◆ **Your task**
Write out all entries word for word.

* Start *

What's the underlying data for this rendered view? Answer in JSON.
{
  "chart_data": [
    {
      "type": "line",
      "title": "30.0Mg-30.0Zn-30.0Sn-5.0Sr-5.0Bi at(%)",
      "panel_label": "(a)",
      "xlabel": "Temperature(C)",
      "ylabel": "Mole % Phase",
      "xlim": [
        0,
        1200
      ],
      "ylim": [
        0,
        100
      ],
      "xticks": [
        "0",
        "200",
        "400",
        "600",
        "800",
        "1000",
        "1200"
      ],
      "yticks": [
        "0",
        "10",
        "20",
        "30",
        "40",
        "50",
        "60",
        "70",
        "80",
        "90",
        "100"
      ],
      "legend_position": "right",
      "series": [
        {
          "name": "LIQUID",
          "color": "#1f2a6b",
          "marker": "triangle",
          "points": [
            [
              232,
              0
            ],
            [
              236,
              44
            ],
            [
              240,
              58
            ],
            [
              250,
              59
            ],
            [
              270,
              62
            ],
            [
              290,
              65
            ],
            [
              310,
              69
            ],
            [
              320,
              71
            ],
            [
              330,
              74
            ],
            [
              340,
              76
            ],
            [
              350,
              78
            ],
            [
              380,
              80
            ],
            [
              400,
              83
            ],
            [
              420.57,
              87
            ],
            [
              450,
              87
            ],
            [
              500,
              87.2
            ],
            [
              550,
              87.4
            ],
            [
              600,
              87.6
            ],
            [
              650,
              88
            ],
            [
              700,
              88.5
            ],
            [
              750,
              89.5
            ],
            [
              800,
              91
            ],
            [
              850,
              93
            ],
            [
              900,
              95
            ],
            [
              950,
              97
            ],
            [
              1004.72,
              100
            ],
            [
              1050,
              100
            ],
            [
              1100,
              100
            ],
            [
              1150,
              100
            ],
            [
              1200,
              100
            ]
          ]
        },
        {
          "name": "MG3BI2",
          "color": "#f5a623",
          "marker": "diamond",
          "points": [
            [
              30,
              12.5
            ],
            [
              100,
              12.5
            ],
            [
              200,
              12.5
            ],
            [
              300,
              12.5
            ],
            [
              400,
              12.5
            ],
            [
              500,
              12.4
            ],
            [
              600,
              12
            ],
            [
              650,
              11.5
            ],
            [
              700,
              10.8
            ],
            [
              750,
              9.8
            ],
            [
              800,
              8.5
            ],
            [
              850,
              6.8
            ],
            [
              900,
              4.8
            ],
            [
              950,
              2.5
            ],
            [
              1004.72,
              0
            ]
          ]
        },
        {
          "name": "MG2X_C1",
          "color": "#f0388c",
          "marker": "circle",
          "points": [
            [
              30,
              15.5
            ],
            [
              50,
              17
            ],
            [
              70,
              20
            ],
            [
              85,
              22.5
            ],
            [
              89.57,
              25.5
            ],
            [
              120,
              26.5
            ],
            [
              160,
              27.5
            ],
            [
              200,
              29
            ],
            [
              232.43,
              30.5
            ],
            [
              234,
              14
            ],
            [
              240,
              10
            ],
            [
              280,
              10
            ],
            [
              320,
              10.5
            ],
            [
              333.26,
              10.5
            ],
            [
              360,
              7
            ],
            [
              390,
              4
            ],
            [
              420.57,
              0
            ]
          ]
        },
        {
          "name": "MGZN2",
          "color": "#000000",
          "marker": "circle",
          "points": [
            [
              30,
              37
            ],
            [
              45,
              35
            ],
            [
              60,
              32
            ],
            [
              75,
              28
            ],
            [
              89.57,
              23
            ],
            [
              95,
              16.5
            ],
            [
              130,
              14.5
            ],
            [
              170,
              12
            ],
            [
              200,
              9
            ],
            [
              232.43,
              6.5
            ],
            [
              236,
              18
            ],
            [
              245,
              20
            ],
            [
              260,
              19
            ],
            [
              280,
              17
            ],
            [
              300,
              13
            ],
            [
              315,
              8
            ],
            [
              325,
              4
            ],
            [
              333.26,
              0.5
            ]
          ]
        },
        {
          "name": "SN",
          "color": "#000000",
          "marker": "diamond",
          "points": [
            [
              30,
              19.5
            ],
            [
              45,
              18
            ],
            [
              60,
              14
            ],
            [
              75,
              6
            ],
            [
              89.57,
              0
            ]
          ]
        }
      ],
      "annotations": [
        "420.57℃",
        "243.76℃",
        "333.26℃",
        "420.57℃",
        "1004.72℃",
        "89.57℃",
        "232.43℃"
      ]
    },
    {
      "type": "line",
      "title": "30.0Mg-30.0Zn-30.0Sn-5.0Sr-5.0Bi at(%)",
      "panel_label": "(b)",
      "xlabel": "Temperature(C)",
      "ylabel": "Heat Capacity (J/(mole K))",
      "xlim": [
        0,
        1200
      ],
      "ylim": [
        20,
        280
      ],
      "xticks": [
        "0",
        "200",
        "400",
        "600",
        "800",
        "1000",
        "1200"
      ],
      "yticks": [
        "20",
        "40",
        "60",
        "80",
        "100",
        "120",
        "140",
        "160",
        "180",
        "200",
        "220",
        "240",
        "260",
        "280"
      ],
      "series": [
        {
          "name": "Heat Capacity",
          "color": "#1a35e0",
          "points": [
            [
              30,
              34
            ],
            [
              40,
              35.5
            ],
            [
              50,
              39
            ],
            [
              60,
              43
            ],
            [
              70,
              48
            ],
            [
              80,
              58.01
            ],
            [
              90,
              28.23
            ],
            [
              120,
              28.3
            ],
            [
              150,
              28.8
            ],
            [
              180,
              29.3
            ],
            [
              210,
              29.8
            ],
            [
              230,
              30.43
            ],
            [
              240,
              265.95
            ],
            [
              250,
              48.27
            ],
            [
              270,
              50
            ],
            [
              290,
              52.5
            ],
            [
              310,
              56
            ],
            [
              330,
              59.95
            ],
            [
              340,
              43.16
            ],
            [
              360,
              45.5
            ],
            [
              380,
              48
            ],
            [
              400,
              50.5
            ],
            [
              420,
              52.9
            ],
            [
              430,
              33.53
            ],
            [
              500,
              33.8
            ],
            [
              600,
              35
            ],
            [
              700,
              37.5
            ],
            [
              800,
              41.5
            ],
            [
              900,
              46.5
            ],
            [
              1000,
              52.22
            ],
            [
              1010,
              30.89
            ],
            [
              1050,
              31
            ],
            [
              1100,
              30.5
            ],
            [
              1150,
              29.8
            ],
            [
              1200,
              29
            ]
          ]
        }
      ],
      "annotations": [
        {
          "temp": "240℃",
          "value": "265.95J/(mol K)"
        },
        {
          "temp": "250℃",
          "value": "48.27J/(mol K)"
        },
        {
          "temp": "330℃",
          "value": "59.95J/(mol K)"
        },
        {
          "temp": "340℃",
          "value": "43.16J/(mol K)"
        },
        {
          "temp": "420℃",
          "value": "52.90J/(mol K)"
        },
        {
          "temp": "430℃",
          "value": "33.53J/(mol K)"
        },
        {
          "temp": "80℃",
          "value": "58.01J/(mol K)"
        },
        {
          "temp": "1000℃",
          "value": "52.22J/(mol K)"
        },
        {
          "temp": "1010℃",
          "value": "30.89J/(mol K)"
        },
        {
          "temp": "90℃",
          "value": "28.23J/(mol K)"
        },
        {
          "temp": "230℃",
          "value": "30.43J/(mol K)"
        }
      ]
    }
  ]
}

* End *

◆ **Result of the exercise**
What's the underlying data for this rendered view? Answer in JSON.
{
  "chart_data": [
    {
      "type": "line",
      "title": "30.0Mg-30.0Zn-30.0Sn-5.0Sr-5.0Bi at(%)",
      "panel_label": "(a)",
      "xlabel": "Temperature(C)",
      "ylabel": "Mole % Phase",
      "xlim": [
        0,
        1200
      ],
      "ylim": [
        0,
        100
      ],
      "xticks": [
        "0",
        "200",
        "400",
        "600",
        "800",
        "1000",
        "1200"
      ],
      "yticks": [
        "0",
        "10",
        "20",
        "30",
        "40",
        "50",
        "60",
        "70",
        "80",
        "90",
        "100"
      ],
      "legend_position": "right",
      "series": [
        {
          "name": "LIQUID",
          "color": "#1f2a6b",
          "marker": "triangle",
          "points": [
            [
              232,
              0
            ],
            [
              236,
              44
            ],
            [
              240,
              58
            ],
            [
              250,
              59
            ],
            [
              270,
              62
            ],
            [
              290,
              65
            ],
            [
              310,
              69
            ],
            [
              320,
              71
            ],
            [
              330,
              74
            ],
            [
              340,
              76
            ],
            [
              350,
              78
            ],
            [
              380,
              80
            ],
            [
              400,
              83
            ],
            [
              420.57,
              87
            ],
            [
              450,
              87
            ],
            [
              500,
              87.2
            ],
            [
              550,
              87.4
            ],
            [
              600,
              87.6
            ],
            [
              650,
              88
            ],
            [
              700,
              88.5
            ],
            [
              750,
              89.5
            ],
            [
              800,
              91
            ],
            [
              850,
              93
            ],
            [
              900,
              95
            ],
            [
              950,
              97
            ],
            [
              1004.72,
              100
            ],
            [
              1050,
              100
            ],
            [
              1100,
              100
            ],
            [
              1150,
              100
            ],
            [
              1200,
              100
            ]
          ]
        },
        {
          "name": "MG3BI2",
          "color": "#f5a623",
          "marker": "diamond",
          "points": [
            [
              30,
              12.5
            ],
            [
              100,
              12.5
            ],
            [
              200,
              12.5
            ],
            [
              300,
              12.5
            ],
            [
              400,
              12.5
            ],
            [
              500,
              12.4
            ],
            [
              600,
              12
            ],
            [
              650,
              11.5
            ],
            [
              700,
              10.8
            ],
            [
              750,
              9.8
            ],
            [
              800,
              8.5
            ],
            [
              850,
              6.8
            ],
            [
              900,
              4.8
            ],
            [
              950,
              2.5
            ],
            [
              1004.72,
              0
            ]
          ]
        },
        {
          "name": "MG2X_C1",
          "color": "#f0388c",
          "marker": "circle",
          "points": [
            [
              30,
              15.5
            ],
            [
              50,
              17
            ],
            [
              70,
              20
            ],
            [
              85,
              22.5
            ],
            [
              89.57,
              25.5
            ],
            [
              120,
              26.5
            ],
            [
              160,
              27.5
            ],
            [
              200,
              29
            ],
            [
              232.43,
              30.5
            ],
            [
              234,
              14
            ],
            [
              240,
              10
            ],
            [
              280,
              10
            ],
            [
              320,
              10.5
            ],
            [
              333.26,
              10.5
            ],
            [
              360,
              7
            ],
            [
              390,
              4
            ],
            [
              420.57,
              0
            ]
          ]
        },
        {
          "name": "MGZN2",
          "color": "#000000",
          "marker": "circle",
          "points": [
            [
              30,
              37
            ],
            [
              45,
              35
            ],
            [
              60,
              32
            ],
            [
              75,
              28
            ],
            [
              89.57,
              23
            ],
            [
              95,
              16.5
            ],
            [
              130,
              14.5
            ],
            [
              170,
              12
            ],
            [
              200,
              9
            ],
            [
              232.43,
              6.5
            ],
            [
              236,
              18
            ],
            [
              245,
              20
            ],
            [
              260,
              19
            ],
            [
              280,
              17
            ],
            [
              300,
              13
            ],
            [
              315,
              8
            ],
            [
              325,
              4
            ],
            [
              333.26,
              0.5
            ]
          ]
        },
        {
          "name": "SN",
          "color": "#000000",
          "marker": "diamond",
          "points": [
            [
              30,
              19.5
            ],
            [
              45,
              18
            ],
            [
              60,
              14
            ],
            [
              75,
              6
            ],
            [
              89.57,
              0
            ]
          ]
        }
      ],
      "annotations": [
        "420.57℃",
        "243.76℃",
        "333.26℃",
        "420.57℃",
        "1004.72℃",
        "89.57℃",
        "232.43℃"
      ]
    },
    {
      "type": "line",
      "title": "30.0Mg-30.0Zn-30.0Sn-5.0Sr-5.0Bi at(%)",
      "panel_label": "(b)",
      "xlabel": "Temperature(C)",
      "ylabel": "Heat Capacity (J/(mole K))",
      "xlim": [
        0,
        1200
      ],
      "ylim": [
        20,
        280
      ],
      "xticks": [
        "0",
        "200",
        "400",
        "600",
        "800",
        "1000",
        "1200"
      ],
      "yticks": [
        "20",
        "40",
        "60",
        "80",
        "100",
        "120",
        "140",
        "160",
        "180",
        "200",
        "220",
        "240",
        "260",
        "280"
      ],
      "series": [
        {
          "name": "Heat Capacity",
          "color": "#1a35e0",
          "points": [
            [
              30,
              34
            ],
            [
              40,
              35.5
            ],
            [
              50,
              39
            ],
            [
              60,
              43
            ],
            [
              70,
              48
            ],
            [
              80,
              58.01
            ],
            [
              90,
              28.23
            ],
            [
              120,
              28.3
            ],
            [
              150,
              28.8
            ],
            [
              180,
              29.3
            ],
            [
              210,
              29.8
            ],
            [
              230,
              30.43
            ],
            [
              240,
              265.95
            ],
            [
              250,
              48.27
            ],
            [
              270,
              50
            ],
            [
              290,
              52.5
            ],
            [
              310,
              56
            ],
            [
              330,
              59.95
            ],
            [
              340,
              43.16
            ],
            [
              360,
              45.5
            ],
            [
              380,
              48
            ],
            [
              400,
              50.5
            ],
            [
              420,
              52.9
            ],
            [
              430,
              33.53
            ],
            [
              500,
              33.8
            ],
            [
              600,
              35
            ],
            [
              700,
              37.5
            ],
            [
              800,
              41.5
            ],
            [
              900,
              46.5
            ],
            [
              1000,
              52.22
            ],
            [
              1010,
              30.89
            ],
            [
              1050,
              31
            ],
            [
              1100,
              30.5
            ],
            [
              1150,
              29.8
            ],
            [
              1200,
              29
            ]
          ]
        }
      ],
      "annotations": [
        {
          "temp": "240℃",
          "value": "265.95J/(mol K)"
        },
        {
          "temp": "250℃",
          "value": "48.27J/(mol K)"
        },
        {
          "temp": "330℃",
          "value": "59.95J/(mol K)"
        },
        {
          "temp": "340℃",
          "value": "43.16J/(mol K)"
        },
        {
          "temp": "420℃",
          "value": "52.90J/(mol K)"
        },
        {
          "temp": "430℃",
          "value": "33.53J/(mol K)"
        },
        {
          "temp": "80℃",
          "value": "58.01J/(mol K)"
        },
        {
          "temp": "1000℃",
          "value": "52.22J/(mol K)"
        },
        {
          "temp": "1010℃",
          "value": "30.89J/(mol K)"
        },
        {
          "temp": "90℃",
          "value": "28.23J/(mol K)"
        },
        {
          "temp": "230℃",
          "value": "30.43J/(mol K)"
        }
      ]
    }
  ]
}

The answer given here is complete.